Repeat the data word for word. Do not include the pictures.

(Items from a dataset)
━━━
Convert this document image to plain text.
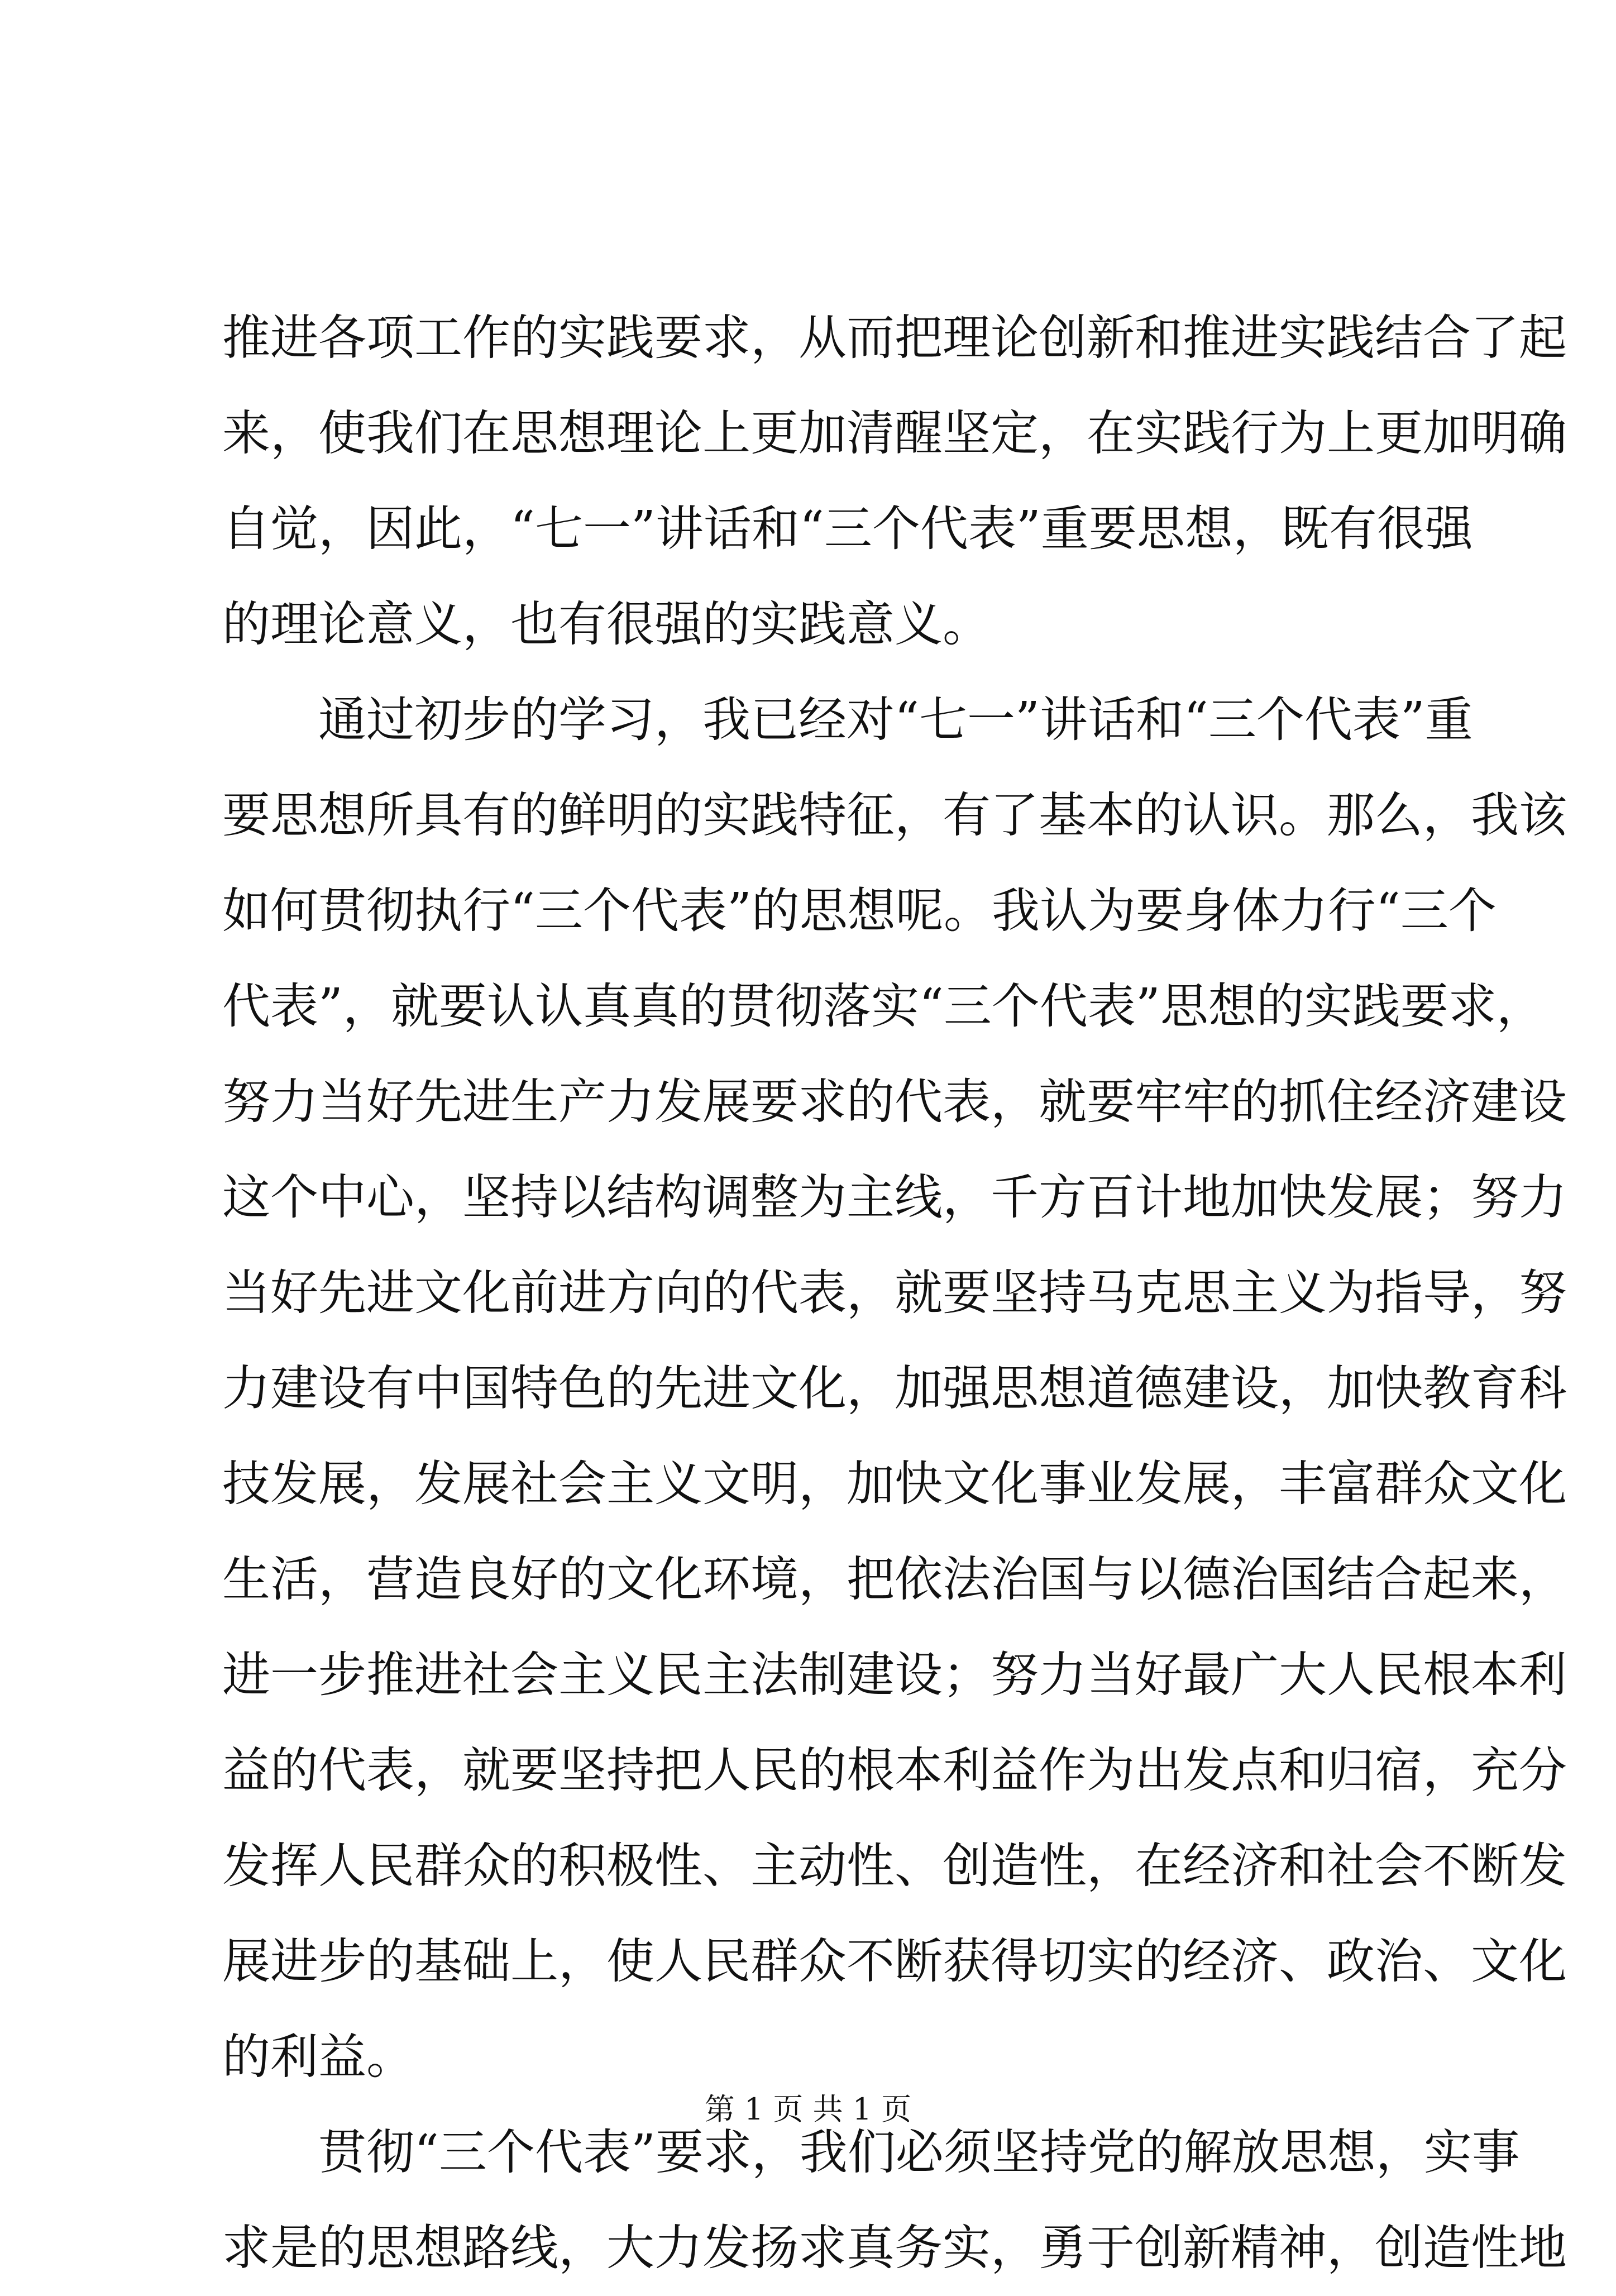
推进各项工作的实践要求，从而把理论创新和推进实践结合了起
来，使我们在思想理论上更加清醒坚定，在实践行为上更加明确
自觉，因此，“七一”讲话和“三个代表”重要思想，既有很强
的理论意义，也有很强的实践意义。
　　通过初步的学习，我已经对“七一”讲话和“三个代表”重
要思想所具有的鲜明的实践特征，有了基本的认识。那么，我该
如何贯彻执行“三个代表”的思想呢。我认为要身体力行“三个
代表”，就要认认真真的贯彻落实“三个代表”思想的实践要求，
努力当好先进生产力发展要求的代表，就要牢牢的抓住经济建设
这个中心，坚持以结构调整为主线，千方百计地加快发展；努力
当好先进文化前进方向的代表，就要坚持马克思主义为指导，努
力建设有中国特色的先进文化，加强思想道德建设，加快教育科
技发展，发展社会主义文明，加快文化事业发展，丰富群众文化
生活，营造良好的文化环境，把依法治国与以德治国结合起来，
进一步推进社会主义民主法制建设；努力当好最广大人民根本利
益的代表，就要坚持把人民的根本利益作为出发点和归宿，充分
发挥人民群众的积极性、主动性、创造性，在经济和社会不断发
展进步的基础上，使人民群众不断获得切实的经济、政治、文化
的利益。
　　贯彻“三个代表”要求，我们必须坚持党的解放思想，实事
求是的思想路线，大力发扬求真务实，勇于创新精神，创造性地
第 1 页 共 1 页
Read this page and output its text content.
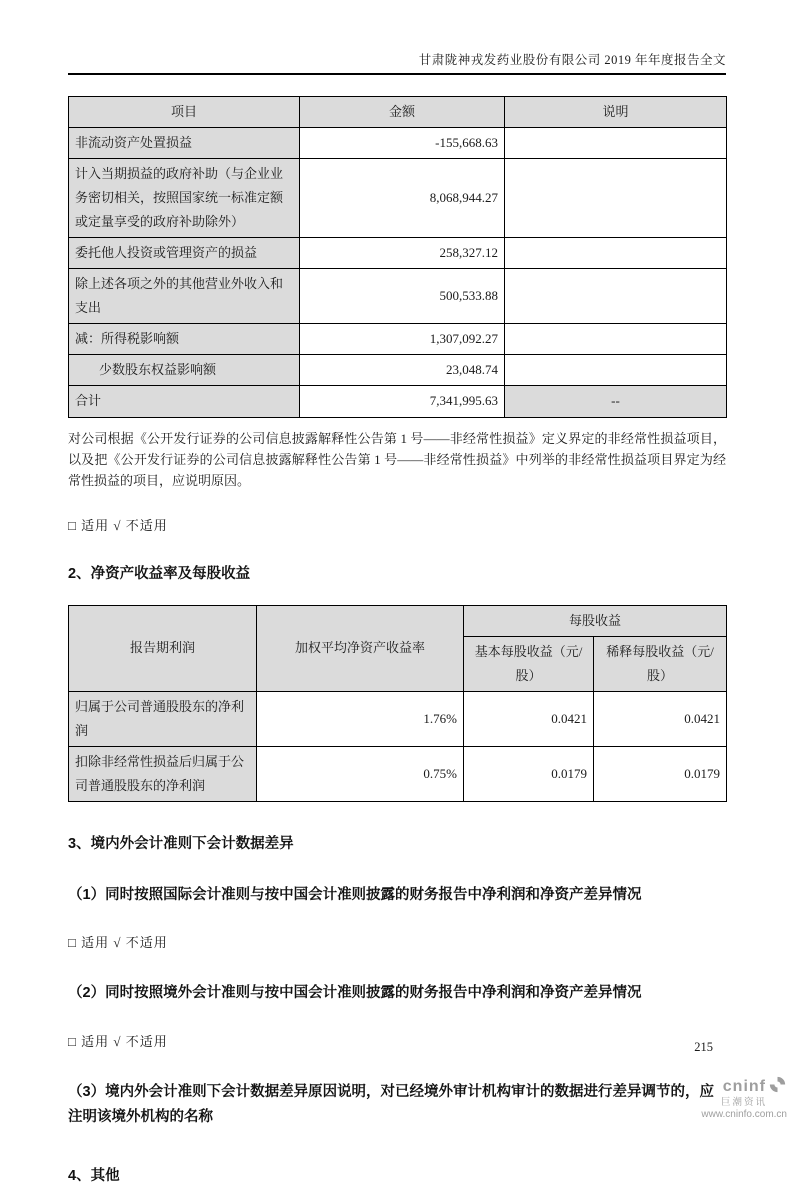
甘肃陇神戎发药业股份有限公司 2019 年年度报告全文
项目	金额	说明
非流动资产处置损益	-155,668.63	
计入当期损益的政府补助（与企业业务密切相关，按照国家统一标准定额或定量享受的政府补助除外）	8,068,944.27	
委托他人投资或管理资产的损益	258,327.12	
除上述各项之外的其他营业外收入和支出	500,533.88	
减：所得税影响额	1,307,092.27	
少数股东权益影响额	23,048.74	
合计	7,341,995.63	--

对公司根据《公开发行证券的公司信息披露解释性公告第 1 号——非经常性损益》定义界定的非经常性损益项目，以及把《公开发行证券的公司信息披露解释性公告第 1 号——非经常性损益》中列举的非经常性损益项目界定为经常性损益的项目，应说明原因。

□ 适用 √ 不适用

2、净资产收益率及每股收益
报告期利润	加权平均净资产收益率	每股收益	
		基本每股收益（元/股）	稀释每股收益（元/股）
归属于公司普通股股东的净利润	1.76%	0.0421	0.0421
扣除非经常性损益后归属于公司普通股股东的净利润	0.75%	0.0179	0.0179
3、境内外会计准则下会计数据差异
（1）同时按照国际会计准则与按中国会计准则披露的财务报告中净利润和净资产差异情况

□ 适用 √ 不适用

（2）同时按照境外会计准则与按中国会计准则披露的财务报告中净利润和净资产差异情况

□ 适用 √ 不适用

（3）境内外会计准则下会计数据差异原因说明，对已经境外审计机构审计的数据进行差异调节的，应注明该境外机构的名称
4、其他
215
cninf
巨潮资讯
www.cninfo.com.cn
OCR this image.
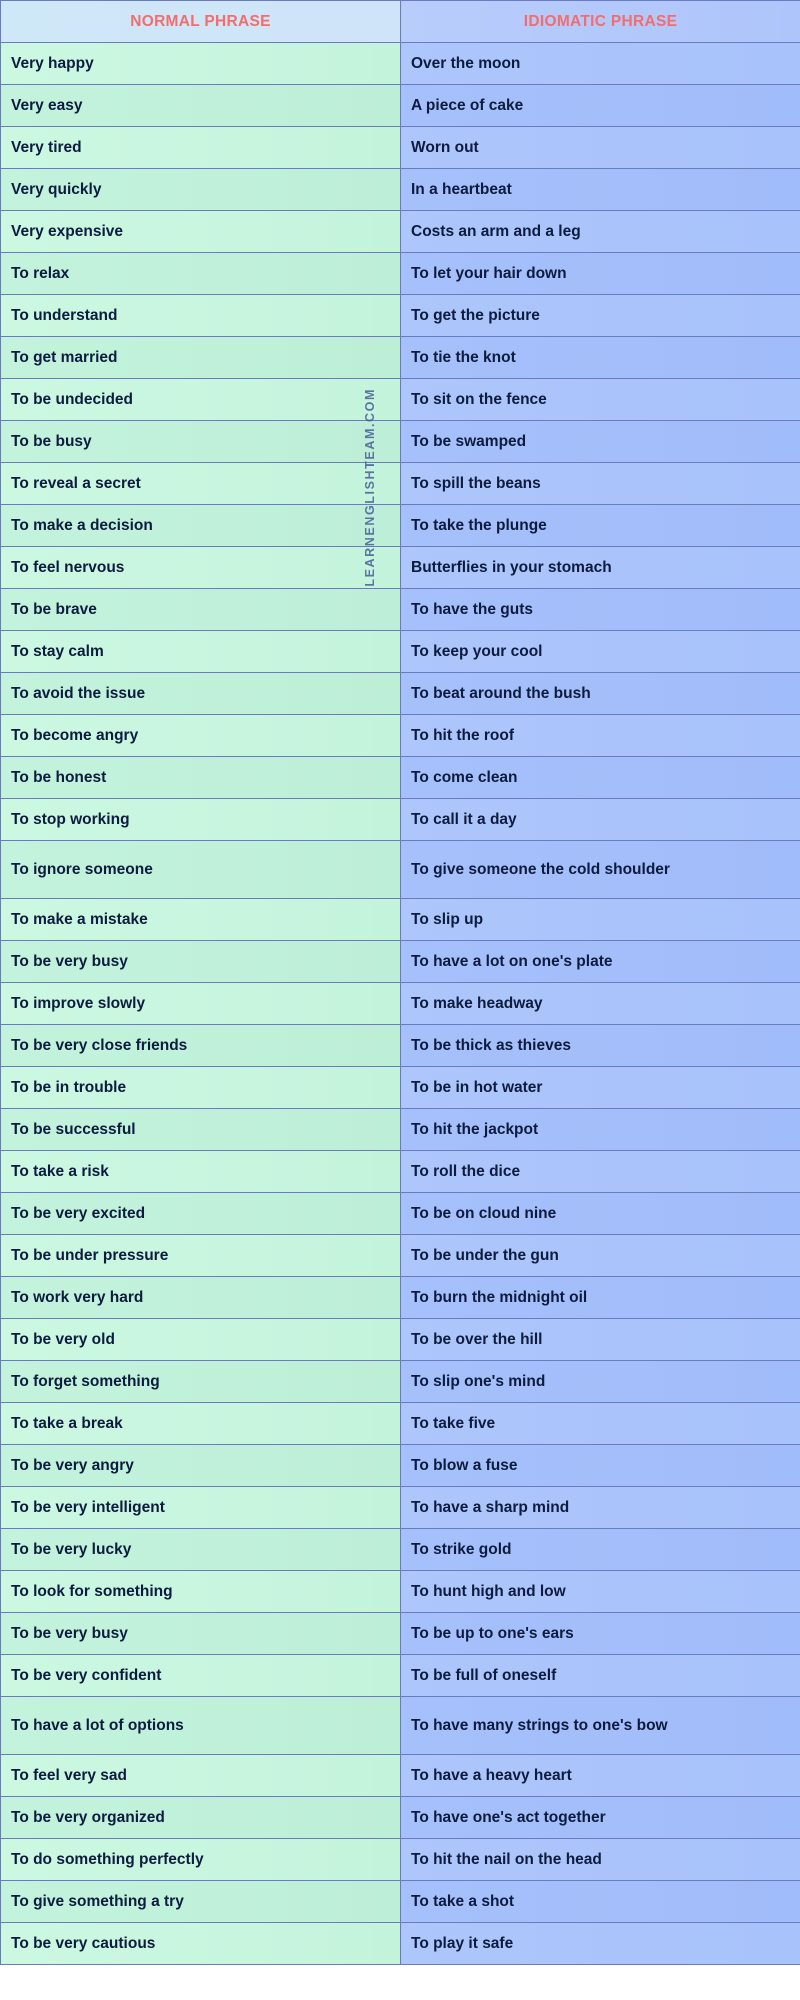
NORMAL PHRASE	IDIOMATIC PHRASE
Very happy	Over the moon
Very easy	A piece of cake
Very tired	Worn out
Very quickly	In a heartbeat
Very expensive	Costs an arm and a leg
To relax	To let your hair down
To understand	To get the picture
To get married	To tie the knot
To be undecided	To sit on the fence
To be busy	To be swamped
To reveal a secret	To spill the beans
To make a decision	To take the plunge
To feel nervous	Butterflies in your stomach
To be brave	To have the guts
To stay calm	To keep your cool
To avoid the issue	To beat around the bush
To become angry	To hit the roof
To be honest	To come clean
To stop working	To call it a day
To ignore someone	To give someone the cold shoulder
To make a mistake	To slip up
To be very busy	To have a lot on one's plate
To improve slowly	To make headway
To be very close friends	To be thick as thieves
To be in trouble	To be in hot water
To be successful	To hit the jackpot
To take a risk	To roll the dice
To be very excited	To be on cloud nine
To be under pressure	To be under the gun
To work very hard	To burn the midnight oil
To be very old	To be over the hill
To forget something	To slip one's mind
To take a break	To take five
To be very angry	To blow a fuse
To be very intelligent	To have a sharp mind
To be very lucky	To strike gold
To look for something	To hunt high and low
To be very busy	To be up to one's ears
To be very confident	To be full of oneself
To have a lot of options	To have many strings to one's bow
To feel very sad	To have a heavy heart
To be very organized	To have one's act together
To do something perfectly	To hit the nail on the head
To give something a try	To take a shot
To be very cautious	To play it safe
LEARNENGLISHTEAM.COM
━━━
• [ANSWER TO THE TASK]:
Convert this document image to plain text.
推进各项工作的实践要求，从而把理论创新和推进实践结合了起
来，使我们在思想理论上更加清醒坚定，在实践行为上更加明确
自觉，因此，“七一”讲话和“三个代表”重要思想，既有很强
的理论意义，也有很强的实践意义。
　　通过初步的学习，我已经对“七一”讲话和“三个代表”重
要思想所具有的鲜明的实践特征，有了基本的认识。那么，我该
如何贯彻执行“三个代表”的思想呢。我认为要身体力行“三个
代表”，就要认认真真的贯彻落实“三个代表”思想的实践要求，
努力当好先进生产力发展要求的代表，就要牢牢的抓住经济建设
这个中心，坚持以结构调整为主线，千方百计地加快发展；努力
当好先进文化前进方向的代表，就要坚持马克思主义为指导，努
力建设有中国特色的先进文化，加强思想道德建设，加快教育科
技发展，发展社会主义文明，加快文化事业发展，丰富群众文化
生活，营造良好的文化环境，把依法治国与以德治国结合起来，
进一步推进社会主义民主法制建设；努力当好最广大人民根本利
益的代表，就要坚持把人民的根本利益作为出发点和归宿，充分
发挥人民群众的积极性、主动性、创造性，在经济和社会不断发
展进步的基础上，使人民群众不断获得切实的经济、政治、文化
的利益。
　　贯彻“三个代表”要求，我们必须坚持党的解放思想，实事
求是的思想路线，大力发扬求真务实，勇于创新精神，创造性地
第 1 页 共 1 页
Read this page and output its text content.
甘肃陇神戎发药业股份有限公司 2019 年年度报告全文
项目	金额	说明
非流动资产处置损益	-155,668.63	
计入当期损益的政府补助（与企业业务密切相关，按照国家统一标准定额或定量享受的政府补助除外）	8,068,944.27	
委托他人投资或管理资产的损益	258,327.12	
除上述各项之外的其他营业外收入和支出	500,533.88	
减：所得税影响额	1,307,092.27	
少数股东权益影响额	23,048.74	
合计	7,341,995.63	--

对公司根据《公开发行证券的公司信息披露解释性公告第 1 号——非经常性损益》定义界定的非经常性损益项目，以及把《公开发行证券的公司信息披露解释性公告第 1 号——非经常性损益》中列举的非经常性损益项目界定为经常性损益的项目，应说明原因。

□ 适用 √ 不适用

2、净资产收益率及每股收益
报告期利润	加权平均净资产收益率	每股收益	
		基本每股收益（元/股）	稀释每股收益（元/股）
归属于公司普通股股东的净利润	1.76%	0.0421	0.0421
扣除非经常性损益后归属于公司普通股股东的净利润	0.75%	0.0179	0.0179
3、境内外会计准则下会计数据差异
（1）同时按照国际会计准则与按中国会计准则披露的财务报告中净利润和净资产差异情况

□ 适用 √ 不适用

（2）同时按照境外会计准则与按中国会计准则披露的财务报告中净利润和净资产差异情况

□ 适用 √ 不适用

（3）境内外会计准则下会计数据差异原因说明，对已经境外审计机构审计的数据进行差异调节的，应注明该境外机构的名称
4、其他
215
cninf
巨潮资讯
www.cninfo.com.cn
OCR this image.
NORMAL PHRASE	IDIOMATIC PHRASE
Very happy	Over the moon
Very easy	A piece of cake
Very tired	Worn out
Very quickly	In a heartbeat
Very expensive	Costs an arm and a leg
To relax	To let your hair down
To understand	To get the picture
To get married	To tie the knot
To be undecided	To sit on the fence
To be busy	To be swamped
To reveal a secret	To spill the beans
To make a decision	To take the plunge
To feel nervous	Butterflies in your stomach
To be brave	To have the guts
To stay calm	To keep your cool
To avoid the issue	To beat around the bush
To become angry	To hit the roof
To be honest	To come clean
To stop working	To call it a day
To ignore someone	To give someone the cold shoulder
To make a mistake	To slip up
To be very busy	To have a lot on one's plate
To improve slowly	To make headway
To be very close friends	To be thick as thieves
To be in trouble	To be in hot water
To be successful	To hit the jackpot
To take a risk	To roll the dice
To be very excited	To be on cloud nine
To be under pressure	To be under the gun
To work very hard	To burn the midnight oil
To be very old	To be over the hill
To forget something	To slip one's mind
To take a break	To take five
To be very angry	To blow a fuse
To be very intelligent	To have a sharp mind
To be very lucky	To strike gold
To look for something	To hunt high and low
To be very busy	To be up to one's ears
To be very confident	To be full of oneself
To have a lot of options	To have many strings to one's bow
To feel very sad	To have a heavy heart
To be very organized	To have one's act together
To do something perfectly	To hit the nail on the head
To give something a try	To take a shot
To be very cautious	To play it safe
LEARNENGLISHTEAM.COM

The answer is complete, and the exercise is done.